Request:
Report every line in the listing that contains the string "Gerais".

Task material:
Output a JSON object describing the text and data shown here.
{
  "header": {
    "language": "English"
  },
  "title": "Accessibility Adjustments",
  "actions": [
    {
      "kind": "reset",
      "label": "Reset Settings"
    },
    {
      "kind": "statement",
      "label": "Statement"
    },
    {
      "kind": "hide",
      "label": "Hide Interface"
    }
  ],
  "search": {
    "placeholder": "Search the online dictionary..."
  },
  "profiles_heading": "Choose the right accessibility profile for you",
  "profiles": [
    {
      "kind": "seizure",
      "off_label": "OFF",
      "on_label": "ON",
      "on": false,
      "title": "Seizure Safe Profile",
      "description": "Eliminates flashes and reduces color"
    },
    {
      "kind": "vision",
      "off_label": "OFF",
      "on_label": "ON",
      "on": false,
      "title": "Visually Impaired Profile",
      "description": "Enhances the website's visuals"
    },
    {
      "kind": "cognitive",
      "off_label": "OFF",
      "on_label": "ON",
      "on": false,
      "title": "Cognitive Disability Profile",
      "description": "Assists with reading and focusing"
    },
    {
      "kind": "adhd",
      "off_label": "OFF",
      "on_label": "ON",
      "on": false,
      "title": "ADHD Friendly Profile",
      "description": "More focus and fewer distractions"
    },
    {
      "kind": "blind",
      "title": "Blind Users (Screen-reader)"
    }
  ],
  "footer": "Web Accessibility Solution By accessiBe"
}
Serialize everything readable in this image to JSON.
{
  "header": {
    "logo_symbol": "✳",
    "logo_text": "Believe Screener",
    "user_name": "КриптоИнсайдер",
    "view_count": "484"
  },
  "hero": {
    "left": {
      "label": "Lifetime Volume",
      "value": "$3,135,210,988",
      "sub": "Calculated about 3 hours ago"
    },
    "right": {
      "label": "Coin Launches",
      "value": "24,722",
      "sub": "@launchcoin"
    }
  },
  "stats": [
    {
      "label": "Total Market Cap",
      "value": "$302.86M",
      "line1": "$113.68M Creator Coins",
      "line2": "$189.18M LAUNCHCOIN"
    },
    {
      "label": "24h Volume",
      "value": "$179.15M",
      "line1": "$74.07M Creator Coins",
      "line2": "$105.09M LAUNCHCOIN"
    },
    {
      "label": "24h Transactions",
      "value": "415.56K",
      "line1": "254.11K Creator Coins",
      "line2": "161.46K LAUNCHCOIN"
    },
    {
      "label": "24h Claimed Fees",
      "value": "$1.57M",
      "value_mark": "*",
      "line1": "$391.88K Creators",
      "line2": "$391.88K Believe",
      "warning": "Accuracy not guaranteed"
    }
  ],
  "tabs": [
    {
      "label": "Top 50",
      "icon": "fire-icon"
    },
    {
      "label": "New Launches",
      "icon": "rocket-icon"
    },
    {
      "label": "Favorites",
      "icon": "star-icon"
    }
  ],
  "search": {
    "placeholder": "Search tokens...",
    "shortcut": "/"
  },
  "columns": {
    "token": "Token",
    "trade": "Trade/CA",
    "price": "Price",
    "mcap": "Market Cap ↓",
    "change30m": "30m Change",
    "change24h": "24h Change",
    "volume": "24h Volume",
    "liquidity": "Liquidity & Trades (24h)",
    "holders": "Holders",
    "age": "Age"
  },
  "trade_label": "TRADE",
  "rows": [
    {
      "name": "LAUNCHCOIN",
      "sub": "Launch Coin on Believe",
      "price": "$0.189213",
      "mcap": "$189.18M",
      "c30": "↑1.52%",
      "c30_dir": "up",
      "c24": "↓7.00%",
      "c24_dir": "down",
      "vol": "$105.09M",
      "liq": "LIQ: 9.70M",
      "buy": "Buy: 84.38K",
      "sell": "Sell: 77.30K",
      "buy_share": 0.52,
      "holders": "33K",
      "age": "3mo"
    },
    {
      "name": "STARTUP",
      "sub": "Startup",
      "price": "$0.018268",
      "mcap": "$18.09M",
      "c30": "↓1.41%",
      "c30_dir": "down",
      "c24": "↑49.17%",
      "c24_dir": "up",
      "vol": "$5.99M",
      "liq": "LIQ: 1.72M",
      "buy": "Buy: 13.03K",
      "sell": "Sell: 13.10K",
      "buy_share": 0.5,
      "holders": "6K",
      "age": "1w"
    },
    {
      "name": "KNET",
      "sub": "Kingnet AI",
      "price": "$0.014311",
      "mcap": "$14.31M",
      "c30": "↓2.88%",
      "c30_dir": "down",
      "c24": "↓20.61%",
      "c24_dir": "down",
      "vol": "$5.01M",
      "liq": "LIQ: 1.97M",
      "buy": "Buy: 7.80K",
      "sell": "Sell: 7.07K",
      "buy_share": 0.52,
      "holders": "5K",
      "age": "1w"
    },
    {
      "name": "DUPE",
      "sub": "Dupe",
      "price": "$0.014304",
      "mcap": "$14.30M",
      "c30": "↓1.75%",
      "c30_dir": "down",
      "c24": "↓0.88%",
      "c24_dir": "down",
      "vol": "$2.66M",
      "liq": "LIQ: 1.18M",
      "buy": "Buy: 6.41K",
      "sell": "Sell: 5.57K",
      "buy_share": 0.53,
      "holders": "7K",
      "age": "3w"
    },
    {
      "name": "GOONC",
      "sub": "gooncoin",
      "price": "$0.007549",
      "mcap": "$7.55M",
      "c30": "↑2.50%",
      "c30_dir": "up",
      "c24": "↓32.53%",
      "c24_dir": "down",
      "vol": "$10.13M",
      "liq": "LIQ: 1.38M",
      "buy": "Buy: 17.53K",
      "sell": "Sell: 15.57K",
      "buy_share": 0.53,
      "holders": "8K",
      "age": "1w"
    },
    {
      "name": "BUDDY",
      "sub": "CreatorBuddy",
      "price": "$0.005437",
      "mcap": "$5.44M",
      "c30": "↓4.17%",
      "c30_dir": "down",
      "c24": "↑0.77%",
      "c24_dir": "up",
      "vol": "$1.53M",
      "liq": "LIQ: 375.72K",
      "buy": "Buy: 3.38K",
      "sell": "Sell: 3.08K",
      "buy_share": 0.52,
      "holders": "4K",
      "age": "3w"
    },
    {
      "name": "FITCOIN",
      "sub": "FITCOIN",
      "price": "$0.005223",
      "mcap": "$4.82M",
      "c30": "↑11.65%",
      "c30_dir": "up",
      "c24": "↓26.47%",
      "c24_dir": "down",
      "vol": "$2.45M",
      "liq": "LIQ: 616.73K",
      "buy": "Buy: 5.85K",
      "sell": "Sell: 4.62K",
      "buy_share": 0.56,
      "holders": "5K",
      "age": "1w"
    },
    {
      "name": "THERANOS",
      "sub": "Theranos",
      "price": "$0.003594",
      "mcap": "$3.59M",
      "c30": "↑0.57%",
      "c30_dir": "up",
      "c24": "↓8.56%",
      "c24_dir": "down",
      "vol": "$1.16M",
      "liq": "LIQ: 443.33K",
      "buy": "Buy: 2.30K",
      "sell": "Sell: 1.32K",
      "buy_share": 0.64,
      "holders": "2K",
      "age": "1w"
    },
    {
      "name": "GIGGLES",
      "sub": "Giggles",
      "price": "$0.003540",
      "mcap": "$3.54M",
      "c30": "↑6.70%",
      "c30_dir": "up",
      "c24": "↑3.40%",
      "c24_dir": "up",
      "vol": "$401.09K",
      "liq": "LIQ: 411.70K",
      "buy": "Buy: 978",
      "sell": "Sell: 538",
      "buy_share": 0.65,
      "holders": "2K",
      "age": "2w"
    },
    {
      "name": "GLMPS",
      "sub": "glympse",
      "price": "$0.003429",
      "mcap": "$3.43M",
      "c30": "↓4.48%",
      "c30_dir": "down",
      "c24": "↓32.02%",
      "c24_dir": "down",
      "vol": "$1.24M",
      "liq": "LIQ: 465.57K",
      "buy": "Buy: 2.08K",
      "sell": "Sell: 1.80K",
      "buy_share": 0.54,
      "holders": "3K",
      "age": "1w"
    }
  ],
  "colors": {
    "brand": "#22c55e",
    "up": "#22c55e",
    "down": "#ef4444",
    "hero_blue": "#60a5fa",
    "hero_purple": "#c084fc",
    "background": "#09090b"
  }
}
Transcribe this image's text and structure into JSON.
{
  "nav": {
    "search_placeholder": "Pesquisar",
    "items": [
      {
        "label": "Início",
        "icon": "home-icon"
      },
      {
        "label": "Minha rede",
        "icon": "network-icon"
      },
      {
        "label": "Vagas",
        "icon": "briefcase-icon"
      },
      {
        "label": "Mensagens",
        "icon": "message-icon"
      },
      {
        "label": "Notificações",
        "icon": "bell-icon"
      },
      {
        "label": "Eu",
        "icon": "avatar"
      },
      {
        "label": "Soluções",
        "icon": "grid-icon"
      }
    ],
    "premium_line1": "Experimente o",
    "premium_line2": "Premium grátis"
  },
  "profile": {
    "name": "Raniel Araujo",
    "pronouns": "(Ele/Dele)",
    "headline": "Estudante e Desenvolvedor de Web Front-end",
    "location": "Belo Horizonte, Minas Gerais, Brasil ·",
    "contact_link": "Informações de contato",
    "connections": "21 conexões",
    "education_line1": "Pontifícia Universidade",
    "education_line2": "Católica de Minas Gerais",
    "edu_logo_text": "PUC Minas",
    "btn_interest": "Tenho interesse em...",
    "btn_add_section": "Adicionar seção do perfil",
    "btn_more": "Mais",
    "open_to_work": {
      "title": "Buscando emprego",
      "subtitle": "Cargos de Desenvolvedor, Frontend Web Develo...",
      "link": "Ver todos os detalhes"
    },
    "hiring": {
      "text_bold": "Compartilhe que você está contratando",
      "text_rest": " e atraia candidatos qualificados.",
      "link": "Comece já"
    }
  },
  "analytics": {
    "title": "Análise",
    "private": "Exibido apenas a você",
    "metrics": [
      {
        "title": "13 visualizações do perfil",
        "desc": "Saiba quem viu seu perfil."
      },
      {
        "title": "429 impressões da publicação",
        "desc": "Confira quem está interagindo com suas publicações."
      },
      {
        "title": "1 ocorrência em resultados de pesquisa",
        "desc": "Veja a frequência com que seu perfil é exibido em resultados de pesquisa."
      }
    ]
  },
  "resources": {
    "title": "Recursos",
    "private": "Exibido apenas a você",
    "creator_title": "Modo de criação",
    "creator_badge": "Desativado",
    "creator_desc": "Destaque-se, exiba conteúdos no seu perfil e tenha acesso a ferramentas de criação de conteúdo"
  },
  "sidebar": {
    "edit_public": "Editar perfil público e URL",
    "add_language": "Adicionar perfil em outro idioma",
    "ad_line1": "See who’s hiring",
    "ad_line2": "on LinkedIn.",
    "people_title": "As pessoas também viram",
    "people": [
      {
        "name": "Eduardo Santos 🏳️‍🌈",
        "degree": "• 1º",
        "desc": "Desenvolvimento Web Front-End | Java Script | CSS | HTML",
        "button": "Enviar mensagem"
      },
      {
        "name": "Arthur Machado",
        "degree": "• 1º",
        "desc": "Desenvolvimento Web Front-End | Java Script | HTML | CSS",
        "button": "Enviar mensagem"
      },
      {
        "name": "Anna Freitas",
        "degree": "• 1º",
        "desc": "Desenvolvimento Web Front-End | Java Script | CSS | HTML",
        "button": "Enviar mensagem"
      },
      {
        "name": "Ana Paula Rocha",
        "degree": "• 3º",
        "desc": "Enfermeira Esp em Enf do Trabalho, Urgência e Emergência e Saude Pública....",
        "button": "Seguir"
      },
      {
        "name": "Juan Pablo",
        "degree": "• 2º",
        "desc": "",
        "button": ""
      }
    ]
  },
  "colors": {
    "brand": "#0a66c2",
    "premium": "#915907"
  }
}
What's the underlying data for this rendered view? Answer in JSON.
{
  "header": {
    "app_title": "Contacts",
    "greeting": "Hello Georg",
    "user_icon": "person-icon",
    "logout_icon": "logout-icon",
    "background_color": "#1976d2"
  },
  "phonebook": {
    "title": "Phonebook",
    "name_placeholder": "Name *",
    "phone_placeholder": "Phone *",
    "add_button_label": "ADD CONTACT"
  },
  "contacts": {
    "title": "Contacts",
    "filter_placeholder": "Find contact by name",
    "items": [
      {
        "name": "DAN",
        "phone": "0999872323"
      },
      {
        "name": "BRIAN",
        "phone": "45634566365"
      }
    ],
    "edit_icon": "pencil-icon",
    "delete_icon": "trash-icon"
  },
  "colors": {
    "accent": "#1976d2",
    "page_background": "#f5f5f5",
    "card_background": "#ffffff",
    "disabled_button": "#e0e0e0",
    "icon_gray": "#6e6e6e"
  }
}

Exercise answer:
    "location": "Belo Horizonte, Minas Gerais, Brasil ·",
    "education_line2": "Católica de Minas Gerais",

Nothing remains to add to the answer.